TASK OBJECTIVE:
In the entries below, identify every line with the string "Simple" and copy it.
----- RECORDS TO PROCESS
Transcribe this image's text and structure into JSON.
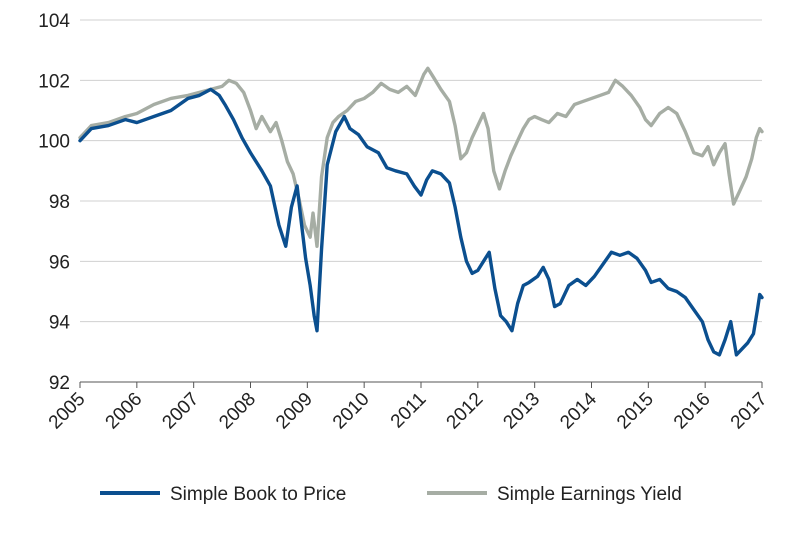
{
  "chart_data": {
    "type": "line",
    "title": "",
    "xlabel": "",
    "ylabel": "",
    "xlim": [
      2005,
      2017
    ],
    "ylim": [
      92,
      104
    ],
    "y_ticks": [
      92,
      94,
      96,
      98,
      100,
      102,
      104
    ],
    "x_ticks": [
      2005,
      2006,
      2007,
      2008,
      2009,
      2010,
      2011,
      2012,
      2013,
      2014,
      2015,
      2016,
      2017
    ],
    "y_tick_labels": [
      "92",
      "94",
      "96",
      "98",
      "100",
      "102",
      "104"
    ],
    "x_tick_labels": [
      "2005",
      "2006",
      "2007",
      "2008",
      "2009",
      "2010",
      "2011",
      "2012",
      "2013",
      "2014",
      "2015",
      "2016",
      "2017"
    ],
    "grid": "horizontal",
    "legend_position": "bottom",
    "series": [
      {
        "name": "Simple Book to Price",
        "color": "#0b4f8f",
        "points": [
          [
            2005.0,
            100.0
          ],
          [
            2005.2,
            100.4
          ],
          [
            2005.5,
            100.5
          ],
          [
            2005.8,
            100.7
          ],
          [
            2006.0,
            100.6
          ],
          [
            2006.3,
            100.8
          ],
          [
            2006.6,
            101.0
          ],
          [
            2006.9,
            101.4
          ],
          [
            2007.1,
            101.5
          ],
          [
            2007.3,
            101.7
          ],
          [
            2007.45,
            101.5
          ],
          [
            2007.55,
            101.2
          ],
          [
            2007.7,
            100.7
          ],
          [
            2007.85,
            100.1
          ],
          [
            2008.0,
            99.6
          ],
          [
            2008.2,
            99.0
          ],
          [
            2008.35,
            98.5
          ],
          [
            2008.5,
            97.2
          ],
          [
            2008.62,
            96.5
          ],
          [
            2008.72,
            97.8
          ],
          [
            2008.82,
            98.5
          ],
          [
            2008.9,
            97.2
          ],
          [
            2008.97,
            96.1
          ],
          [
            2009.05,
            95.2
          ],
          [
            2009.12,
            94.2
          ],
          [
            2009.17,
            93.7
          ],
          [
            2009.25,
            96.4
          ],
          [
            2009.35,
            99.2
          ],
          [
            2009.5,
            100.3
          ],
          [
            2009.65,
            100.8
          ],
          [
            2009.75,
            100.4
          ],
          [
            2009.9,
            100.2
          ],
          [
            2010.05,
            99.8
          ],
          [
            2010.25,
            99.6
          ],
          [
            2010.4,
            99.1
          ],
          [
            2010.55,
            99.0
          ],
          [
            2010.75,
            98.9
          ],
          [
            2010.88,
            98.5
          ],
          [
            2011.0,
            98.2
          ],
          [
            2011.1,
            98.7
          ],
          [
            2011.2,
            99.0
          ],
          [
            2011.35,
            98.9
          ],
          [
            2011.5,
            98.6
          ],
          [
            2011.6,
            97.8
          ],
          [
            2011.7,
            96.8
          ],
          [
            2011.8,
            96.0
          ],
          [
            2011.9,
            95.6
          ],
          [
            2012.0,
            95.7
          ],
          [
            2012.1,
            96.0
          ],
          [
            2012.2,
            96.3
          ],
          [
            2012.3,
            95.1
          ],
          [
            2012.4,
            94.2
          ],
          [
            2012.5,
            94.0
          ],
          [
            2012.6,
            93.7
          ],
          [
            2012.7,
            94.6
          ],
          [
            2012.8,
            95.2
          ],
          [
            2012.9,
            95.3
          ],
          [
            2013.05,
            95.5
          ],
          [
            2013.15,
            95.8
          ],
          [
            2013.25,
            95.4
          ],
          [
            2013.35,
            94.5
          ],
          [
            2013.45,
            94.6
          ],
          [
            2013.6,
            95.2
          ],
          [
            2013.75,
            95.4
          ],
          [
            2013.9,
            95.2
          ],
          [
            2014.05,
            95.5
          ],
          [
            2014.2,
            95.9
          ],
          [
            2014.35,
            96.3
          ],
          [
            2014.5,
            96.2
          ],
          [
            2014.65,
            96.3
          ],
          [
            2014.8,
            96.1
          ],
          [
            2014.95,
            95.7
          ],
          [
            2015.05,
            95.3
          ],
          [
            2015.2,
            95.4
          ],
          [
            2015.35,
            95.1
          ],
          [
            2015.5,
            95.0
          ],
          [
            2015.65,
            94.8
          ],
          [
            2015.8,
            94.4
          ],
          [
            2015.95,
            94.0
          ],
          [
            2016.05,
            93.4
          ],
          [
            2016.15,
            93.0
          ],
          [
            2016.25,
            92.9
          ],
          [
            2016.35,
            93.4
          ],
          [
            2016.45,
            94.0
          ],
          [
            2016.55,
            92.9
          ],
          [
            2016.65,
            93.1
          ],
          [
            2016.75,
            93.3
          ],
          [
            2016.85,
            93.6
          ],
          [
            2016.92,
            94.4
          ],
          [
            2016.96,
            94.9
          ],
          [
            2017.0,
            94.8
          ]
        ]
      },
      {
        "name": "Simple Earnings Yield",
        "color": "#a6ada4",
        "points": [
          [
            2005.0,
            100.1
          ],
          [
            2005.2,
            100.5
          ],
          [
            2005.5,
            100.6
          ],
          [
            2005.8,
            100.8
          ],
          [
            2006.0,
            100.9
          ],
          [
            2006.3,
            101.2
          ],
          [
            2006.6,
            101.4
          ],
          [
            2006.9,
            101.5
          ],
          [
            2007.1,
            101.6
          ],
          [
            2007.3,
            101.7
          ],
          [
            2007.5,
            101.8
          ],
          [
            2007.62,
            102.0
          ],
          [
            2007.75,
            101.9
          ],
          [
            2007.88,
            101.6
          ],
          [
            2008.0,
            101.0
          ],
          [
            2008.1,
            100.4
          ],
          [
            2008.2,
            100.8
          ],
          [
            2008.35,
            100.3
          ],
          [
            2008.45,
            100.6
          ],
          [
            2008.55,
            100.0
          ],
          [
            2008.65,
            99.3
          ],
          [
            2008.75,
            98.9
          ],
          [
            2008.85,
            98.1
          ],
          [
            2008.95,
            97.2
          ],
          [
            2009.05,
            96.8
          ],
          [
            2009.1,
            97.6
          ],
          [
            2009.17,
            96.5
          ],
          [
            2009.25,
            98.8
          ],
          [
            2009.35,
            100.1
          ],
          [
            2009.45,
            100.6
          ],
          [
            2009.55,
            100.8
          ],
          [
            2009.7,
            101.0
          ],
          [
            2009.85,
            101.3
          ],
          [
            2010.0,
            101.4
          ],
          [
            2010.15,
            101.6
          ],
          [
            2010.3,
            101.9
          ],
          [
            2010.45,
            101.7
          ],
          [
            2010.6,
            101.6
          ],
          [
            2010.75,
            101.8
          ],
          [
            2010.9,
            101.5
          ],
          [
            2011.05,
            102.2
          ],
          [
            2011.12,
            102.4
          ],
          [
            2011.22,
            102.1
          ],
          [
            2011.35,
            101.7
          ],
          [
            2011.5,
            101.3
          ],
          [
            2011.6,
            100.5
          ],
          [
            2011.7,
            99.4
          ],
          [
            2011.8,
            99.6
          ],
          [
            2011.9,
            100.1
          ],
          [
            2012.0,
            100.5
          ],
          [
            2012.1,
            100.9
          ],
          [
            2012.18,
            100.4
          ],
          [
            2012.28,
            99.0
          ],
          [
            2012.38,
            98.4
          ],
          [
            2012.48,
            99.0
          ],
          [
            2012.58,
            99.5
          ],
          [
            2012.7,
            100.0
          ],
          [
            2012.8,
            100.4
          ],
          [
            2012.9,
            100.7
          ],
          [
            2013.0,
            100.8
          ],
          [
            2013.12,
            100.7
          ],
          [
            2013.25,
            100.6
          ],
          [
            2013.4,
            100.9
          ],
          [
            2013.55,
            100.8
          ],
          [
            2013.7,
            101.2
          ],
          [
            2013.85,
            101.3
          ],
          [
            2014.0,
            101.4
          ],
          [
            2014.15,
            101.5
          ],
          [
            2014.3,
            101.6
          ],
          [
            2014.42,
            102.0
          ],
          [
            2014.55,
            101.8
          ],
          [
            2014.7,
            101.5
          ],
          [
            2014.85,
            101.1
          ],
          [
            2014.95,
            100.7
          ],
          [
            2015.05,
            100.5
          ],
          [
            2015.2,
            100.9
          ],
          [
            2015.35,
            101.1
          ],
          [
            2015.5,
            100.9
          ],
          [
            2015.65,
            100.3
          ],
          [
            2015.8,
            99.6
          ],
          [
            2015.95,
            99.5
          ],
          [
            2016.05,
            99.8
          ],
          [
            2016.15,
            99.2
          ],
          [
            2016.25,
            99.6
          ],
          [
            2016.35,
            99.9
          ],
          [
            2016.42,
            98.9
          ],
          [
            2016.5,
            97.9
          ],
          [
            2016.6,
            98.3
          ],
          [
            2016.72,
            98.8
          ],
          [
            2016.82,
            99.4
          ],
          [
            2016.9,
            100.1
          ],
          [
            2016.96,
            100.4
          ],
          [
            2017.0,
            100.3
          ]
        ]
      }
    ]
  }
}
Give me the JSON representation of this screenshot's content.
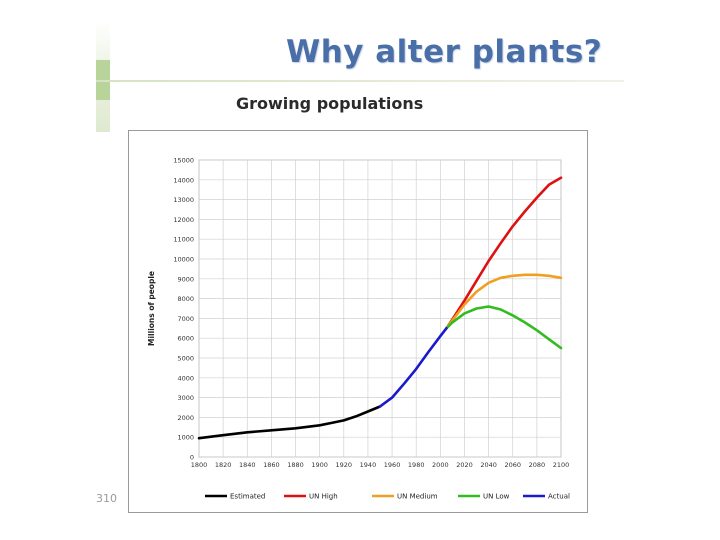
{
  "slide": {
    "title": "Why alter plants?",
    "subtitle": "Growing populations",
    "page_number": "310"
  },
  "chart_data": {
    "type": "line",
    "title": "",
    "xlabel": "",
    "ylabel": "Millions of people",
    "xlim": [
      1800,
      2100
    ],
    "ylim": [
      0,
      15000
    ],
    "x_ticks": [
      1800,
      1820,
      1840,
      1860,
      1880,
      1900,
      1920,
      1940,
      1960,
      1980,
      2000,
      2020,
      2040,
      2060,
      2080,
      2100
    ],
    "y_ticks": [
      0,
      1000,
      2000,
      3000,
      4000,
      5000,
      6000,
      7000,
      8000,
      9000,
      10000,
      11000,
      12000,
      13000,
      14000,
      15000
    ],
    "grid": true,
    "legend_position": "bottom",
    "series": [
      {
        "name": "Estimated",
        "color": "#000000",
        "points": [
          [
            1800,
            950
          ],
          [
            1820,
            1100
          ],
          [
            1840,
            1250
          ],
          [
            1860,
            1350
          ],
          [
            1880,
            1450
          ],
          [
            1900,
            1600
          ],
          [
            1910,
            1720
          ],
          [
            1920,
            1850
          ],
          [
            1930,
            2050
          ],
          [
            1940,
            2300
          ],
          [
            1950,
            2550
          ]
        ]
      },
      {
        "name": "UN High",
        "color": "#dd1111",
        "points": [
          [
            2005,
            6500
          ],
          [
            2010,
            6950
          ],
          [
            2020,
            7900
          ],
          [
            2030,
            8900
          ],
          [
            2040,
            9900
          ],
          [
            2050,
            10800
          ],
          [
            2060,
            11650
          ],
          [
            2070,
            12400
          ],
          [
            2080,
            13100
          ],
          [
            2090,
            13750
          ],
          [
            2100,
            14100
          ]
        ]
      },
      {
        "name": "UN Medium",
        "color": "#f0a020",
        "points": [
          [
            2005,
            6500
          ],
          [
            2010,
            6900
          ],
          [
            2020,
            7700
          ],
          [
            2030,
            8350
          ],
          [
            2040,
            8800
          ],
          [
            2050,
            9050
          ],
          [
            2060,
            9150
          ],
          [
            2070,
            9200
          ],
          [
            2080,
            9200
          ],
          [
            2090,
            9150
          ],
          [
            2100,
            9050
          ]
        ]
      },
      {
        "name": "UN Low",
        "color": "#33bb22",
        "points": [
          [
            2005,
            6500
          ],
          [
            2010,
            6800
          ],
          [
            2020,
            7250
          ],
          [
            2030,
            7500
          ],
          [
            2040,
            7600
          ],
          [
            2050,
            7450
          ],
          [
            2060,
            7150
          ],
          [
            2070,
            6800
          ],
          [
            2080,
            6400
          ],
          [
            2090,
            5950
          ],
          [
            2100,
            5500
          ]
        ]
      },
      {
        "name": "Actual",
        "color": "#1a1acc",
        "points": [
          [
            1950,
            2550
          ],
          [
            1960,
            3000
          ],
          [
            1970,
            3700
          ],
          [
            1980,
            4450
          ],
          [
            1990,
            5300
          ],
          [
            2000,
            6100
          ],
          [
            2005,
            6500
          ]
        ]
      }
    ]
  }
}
----------
SOLUTION TO THIS EXERCISE:
        "name": "Simple Book to Price",
        "name": "Simple Earnings Yield",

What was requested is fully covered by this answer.